**Data supplied:**
***

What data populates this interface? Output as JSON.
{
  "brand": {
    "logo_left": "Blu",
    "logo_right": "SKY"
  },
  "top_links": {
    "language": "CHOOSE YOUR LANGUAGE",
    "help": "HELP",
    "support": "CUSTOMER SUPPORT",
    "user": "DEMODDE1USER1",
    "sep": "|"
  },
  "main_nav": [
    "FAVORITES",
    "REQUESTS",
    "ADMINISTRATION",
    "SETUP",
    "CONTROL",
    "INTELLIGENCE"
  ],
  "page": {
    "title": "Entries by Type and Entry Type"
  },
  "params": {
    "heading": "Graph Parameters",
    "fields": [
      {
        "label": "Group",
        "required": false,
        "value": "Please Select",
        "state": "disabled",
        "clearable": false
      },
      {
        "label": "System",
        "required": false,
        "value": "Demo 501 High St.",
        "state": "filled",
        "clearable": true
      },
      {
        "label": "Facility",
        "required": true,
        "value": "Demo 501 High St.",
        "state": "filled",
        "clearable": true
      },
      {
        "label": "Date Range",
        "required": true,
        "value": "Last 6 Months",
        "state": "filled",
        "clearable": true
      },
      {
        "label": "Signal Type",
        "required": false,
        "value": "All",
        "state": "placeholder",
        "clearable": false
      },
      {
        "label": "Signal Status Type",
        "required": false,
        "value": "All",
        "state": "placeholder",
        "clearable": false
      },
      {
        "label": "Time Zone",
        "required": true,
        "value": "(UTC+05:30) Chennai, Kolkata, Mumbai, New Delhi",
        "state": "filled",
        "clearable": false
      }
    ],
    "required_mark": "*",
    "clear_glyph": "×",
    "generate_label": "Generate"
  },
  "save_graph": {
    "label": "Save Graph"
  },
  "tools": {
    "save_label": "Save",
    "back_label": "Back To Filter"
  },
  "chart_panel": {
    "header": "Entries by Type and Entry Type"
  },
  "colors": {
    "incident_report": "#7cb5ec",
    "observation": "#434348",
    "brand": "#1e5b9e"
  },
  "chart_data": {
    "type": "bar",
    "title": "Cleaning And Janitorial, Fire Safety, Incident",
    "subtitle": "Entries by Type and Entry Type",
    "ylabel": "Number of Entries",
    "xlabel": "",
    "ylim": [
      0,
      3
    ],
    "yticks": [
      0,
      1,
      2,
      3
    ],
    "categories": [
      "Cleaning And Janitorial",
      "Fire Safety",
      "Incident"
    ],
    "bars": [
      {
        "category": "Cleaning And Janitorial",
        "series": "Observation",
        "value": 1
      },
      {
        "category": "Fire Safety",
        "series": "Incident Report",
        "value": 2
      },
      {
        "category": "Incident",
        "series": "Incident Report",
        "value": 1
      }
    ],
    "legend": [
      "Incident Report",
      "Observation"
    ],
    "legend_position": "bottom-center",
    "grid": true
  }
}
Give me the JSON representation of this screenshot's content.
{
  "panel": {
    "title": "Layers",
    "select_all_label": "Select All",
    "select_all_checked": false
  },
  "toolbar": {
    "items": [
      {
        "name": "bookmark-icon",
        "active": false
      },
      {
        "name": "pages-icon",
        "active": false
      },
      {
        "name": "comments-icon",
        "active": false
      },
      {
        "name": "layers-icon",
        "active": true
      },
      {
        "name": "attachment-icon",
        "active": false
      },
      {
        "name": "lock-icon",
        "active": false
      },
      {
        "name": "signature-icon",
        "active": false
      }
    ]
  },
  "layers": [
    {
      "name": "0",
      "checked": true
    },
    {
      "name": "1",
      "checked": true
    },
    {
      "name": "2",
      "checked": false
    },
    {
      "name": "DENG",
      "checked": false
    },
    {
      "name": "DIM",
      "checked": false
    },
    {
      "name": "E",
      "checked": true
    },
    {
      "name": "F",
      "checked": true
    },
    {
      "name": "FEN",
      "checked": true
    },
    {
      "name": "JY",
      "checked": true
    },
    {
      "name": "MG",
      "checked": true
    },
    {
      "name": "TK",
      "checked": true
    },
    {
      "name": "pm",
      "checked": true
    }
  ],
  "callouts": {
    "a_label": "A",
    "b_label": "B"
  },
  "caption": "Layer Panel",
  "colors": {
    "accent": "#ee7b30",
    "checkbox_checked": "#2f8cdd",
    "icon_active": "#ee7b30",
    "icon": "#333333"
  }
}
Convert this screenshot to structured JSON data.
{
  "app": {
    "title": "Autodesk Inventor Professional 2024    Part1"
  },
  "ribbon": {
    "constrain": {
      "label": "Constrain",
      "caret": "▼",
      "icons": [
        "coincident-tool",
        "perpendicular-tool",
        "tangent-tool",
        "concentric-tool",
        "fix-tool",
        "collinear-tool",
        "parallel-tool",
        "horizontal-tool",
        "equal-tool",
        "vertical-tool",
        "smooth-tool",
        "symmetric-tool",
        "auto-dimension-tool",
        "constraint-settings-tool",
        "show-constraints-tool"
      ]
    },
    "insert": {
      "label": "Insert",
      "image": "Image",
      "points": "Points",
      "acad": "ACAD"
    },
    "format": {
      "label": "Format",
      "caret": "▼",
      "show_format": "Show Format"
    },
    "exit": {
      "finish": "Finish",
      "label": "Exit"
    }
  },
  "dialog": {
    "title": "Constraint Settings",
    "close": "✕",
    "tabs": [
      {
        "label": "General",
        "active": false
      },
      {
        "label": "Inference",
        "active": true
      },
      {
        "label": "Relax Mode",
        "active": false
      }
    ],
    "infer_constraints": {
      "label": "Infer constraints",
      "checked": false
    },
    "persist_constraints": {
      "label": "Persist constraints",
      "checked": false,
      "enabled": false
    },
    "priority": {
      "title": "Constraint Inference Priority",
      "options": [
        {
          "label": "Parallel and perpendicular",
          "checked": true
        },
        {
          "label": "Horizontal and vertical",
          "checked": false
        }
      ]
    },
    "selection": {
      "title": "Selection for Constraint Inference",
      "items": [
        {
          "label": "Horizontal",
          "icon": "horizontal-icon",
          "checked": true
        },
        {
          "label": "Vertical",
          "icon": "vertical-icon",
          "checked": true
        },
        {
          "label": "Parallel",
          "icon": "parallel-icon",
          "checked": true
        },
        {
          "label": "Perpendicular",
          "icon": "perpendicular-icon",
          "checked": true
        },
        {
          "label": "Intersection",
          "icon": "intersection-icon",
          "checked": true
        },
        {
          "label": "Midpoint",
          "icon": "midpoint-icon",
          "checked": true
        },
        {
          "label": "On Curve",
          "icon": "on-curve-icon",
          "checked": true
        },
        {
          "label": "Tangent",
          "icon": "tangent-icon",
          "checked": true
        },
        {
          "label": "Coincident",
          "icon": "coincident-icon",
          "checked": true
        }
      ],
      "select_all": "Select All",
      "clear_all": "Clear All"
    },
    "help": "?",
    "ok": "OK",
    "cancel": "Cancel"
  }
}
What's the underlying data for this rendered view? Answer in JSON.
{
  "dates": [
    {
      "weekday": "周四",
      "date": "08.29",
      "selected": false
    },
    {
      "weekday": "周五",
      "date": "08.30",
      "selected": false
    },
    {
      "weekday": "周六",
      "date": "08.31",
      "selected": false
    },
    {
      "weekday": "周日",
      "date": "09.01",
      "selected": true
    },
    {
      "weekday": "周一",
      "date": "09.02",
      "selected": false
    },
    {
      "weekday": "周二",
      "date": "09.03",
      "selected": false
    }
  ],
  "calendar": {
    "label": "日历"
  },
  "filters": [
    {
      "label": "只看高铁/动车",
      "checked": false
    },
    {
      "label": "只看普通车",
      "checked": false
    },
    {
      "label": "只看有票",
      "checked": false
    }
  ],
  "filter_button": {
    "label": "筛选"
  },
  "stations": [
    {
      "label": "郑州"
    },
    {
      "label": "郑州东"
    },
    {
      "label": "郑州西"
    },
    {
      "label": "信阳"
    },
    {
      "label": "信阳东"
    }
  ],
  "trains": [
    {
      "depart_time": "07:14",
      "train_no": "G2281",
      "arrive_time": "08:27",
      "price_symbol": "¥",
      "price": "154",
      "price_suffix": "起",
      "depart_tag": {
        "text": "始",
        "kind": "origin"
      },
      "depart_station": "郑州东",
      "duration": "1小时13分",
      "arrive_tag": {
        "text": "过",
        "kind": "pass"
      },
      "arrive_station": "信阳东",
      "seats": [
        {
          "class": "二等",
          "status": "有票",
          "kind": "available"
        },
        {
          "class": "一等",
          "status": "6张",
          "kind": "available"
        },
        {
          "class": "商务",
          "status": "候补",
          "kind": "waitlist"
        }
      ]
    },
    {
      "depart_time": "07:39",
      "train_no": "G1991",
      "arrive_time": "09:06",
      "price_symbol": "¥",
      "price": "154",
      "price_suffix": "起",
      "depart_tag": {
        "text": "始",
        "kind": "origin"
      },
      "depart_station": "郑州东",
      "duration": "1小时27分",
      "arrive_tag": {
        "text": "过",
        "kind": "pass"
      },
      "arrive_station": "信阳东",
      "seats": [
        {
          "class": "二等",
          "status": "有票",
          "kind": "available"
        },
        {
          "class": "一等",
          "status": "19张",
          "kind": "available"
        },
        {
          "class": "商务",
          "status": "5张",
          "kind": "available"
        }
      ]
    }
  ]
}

***

**What you will do:** Gather every line from the entries above where the word "Safety" appears, and copy them.

**Answer to this exercise:**
    "title": "Cleaning And Janitorial, Fire Safety, Incident",
      "Fire Safety",
        "category": "Fire Safety",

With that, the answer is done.